What to do
Where does the string "cell" appear in the records? Copy each line that holds it.
(Records for the task Opens)
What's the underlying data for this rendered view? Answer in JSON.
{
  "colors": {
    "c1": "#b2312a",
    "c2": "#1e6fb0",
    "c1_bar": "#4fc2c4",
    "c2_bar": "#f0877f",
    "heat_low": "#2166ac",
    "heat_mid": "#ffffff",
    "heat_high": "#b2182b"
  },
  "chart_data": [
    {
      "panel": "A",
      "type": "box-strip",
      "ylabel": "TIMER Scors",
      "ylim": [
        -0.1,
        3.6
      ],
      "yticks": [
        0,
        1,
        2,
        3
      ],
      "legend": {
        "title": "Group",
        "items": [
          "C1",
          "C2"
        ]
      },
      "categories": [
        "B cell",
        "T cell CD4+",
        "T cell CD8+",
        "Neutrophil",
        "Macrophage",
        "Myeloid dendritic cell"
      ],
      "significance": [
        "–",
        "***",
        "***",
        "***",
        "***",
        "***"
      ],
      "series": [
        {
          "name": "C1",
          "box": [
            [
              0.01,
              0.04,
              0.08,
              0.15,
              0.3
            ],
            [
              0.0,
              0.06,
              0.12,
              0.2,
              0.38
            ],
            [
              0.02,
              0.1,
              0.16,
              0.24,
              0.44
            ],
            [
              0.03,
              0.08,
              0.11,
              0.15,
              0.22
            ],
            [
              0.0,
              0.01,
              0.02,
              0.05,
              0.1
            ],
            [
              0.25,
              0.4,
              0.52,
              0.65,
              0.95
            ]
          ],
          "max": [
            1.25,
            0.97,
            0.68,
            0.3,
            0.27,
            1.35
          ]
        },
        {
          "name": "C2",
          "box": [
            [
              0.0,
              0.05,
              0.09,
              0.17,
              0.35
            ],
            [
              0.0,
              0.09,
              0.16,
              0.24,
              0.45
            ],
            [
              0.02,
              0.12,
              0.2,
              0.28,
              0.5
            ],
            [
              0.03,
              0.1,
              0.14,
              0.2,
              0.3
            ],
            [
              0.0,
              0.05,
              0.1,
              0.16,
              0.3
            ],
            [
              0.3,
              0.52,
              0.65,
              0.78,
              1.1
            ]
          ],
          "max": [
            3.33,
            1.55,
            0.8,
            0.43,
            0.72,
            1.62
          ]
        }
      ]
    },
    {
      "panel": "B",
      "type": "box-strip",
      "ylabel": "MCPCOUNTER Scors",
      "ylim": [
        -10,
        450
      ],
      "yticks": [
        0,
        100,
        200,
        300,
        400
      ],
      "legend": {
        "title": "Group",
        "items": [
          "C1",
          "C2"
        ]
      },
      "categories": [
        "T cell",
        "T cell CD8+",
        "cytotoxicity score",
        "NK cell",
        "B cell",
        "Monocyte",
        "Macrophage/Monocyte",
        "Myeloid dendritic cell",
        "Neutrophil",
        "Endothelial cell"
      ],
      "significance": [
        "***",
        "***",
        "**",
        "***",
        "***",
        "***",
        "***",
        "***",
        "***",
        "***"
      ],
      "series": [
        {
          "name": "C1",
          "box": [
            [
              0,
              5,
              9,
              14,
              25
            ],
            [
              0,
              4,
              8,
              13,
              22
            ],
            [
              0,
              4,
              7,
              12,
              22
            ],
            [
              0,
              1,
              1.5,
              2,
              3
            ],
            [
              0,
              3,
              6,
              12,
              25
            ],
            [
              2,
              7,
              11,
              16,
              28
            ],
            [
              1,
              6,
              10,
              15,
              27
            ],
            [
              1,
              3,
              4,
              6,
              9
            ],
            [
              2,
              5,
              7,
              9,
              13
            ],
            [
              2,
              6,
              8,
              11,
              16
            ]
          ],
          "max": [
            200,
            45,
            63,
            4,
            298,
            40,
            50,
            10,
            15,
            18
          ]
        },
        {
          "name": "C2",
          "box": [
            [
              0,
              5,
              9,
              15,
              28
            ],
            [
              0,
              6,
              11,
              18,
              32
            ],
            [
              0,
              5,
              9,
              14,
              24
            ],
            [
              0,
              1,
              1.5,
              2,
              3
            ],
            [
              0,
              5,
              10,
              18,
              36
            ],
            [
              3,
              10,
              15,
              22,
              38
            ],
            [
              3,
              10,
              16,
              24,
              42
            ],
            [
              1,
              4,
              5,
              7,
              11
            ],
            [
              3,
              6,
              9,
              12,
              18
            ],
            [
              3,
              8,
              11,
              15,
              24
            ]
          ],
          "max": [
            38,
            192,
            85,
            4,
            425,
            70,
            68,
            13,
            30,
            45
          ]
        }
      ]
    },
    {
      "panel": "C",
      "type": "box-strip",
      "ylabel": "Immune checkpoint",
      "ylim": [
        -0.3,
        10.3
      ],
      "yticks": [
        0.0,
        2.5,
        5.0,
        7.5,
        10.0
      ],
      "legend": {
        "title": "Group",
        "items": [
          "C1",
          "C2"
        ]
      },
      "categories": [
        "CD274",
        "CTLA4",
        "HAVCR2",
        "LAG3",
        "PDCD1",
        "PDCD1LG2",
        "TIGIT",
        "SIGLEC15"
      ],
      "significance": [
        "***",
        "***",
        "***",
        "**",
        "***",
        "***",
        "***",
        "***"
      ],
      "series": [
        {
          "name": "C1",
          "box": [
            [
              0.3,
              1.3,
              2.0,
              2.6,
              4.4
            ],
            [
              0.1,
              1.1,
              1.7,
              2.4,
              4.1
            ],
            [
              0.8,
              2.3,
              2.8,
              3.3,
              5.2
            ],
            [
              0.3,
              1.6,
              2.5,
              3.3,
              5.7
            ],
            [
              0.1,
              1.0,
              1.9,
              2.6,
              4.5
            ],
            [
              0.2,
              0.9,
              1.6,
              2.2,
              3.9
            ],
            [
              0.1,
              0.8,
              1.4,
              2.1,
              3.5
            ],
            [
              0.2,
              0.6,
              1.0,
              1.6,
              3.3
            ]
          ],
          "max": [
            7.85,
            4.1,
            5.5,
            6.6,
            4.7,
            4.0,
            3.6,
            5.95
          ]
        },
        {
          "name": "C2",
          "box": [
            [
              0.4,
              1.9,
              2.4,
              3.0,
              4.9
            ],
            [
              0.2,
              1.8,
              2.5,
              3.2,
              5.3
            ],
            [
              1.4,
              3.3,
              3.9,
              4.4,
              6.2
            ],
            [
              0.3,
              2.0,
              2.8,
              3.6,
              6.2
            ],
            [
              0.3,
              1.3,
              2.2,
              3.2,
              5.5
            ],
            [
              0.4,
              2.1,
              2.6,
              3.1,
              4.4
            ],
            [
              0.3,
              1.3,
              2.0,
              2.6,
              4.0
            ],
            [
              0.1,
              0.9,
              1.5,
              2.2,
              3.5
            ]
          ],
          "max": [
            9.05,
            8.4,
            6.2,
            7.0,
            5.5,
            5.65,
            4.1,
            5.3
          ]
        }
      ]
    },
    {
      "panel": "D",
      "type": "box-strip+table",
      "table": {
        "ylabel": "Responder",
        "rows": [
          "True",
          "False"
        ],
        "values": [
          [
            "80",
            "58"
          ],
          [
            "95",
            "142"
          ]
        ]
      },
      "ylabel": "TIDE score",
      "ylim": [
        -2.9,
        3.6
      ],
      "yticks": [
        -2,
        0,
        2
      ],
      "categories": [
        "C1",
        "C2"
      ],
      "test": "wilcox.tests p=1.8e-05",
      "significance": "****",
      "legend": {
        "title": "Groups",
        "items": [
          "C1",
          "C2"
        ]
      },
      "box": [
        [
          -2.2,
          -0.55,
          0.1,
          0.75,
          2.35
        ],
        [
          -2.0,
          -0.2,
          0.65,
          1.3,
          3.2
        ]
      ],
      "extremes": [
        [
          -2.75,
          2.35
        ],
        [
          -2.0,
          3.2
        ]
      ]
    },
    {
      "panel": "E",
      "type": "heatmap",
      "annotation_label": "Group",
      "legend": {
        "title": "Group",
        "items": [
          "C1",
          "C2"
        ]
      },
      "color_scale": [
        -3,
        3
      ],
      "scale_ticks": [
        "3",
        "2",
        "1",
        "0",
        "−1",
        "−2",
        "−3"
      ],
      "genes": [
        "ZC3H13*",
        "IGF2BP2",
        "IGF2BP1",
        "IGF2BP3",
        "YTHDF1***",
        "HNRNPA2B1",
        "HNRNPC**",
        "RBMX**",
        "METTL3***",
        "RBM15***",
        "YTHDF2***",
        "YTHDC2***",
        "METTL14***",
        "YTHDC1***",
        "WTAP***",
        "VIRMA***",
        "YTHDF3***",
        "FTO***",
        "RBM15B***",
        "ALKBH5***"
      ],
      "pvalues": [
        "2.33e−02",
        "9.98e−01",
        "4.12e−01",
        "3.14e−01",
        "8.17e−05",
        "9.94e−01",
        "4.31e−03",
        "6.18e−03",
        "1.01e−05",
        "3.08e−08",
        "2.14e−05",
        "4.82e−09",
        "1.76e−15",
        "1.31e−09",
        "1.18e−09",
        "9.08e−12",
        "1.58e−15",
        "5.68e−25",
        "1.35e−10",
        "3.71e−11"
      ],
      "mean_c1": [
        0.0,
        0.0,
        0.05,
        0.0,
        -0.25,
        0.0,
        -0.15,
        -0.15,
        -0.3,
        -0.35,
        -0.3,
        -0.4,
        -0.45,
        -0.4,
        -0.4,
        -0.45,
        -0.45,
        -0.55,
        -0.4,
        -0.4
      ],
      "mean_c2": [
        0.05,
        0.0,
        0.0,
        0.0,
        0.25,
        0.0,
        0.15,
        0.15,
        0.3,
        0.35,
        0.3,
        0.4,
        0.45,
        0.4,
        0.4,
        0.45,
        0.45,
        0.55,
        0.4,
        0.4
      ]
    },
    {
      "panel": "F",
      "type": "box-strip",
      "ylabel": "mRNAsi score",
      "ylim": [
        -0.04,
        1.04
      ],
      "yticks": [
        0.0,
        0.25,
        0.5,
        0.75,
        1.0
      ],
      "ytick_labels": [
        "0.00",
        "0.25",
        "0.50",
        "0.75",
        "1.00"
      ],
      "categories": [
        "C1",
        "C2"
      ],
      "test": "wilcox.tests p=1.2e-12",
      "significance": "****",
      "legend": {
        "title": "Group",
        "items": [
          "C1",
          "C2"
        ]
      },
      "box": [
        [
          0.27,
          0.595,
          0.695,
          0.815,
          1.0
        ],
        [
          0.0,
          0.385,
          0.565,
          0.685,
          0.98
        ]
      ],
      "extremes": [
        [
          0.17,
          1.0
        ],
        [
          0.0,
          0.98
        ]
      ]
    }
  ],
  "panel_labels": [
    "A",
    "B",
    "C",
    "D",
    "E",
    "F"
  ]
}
(Records for the task Closes)
Result
        "B cell",
        "T cell CD4+",
        "T cell CD8+",
        "Myeloid dendritic cell"
        "T cell",
        "T cell CD8+",
        "NK cell",
        "B cell",
        "Myeloid dendritic cell",
        "Endothelial cell"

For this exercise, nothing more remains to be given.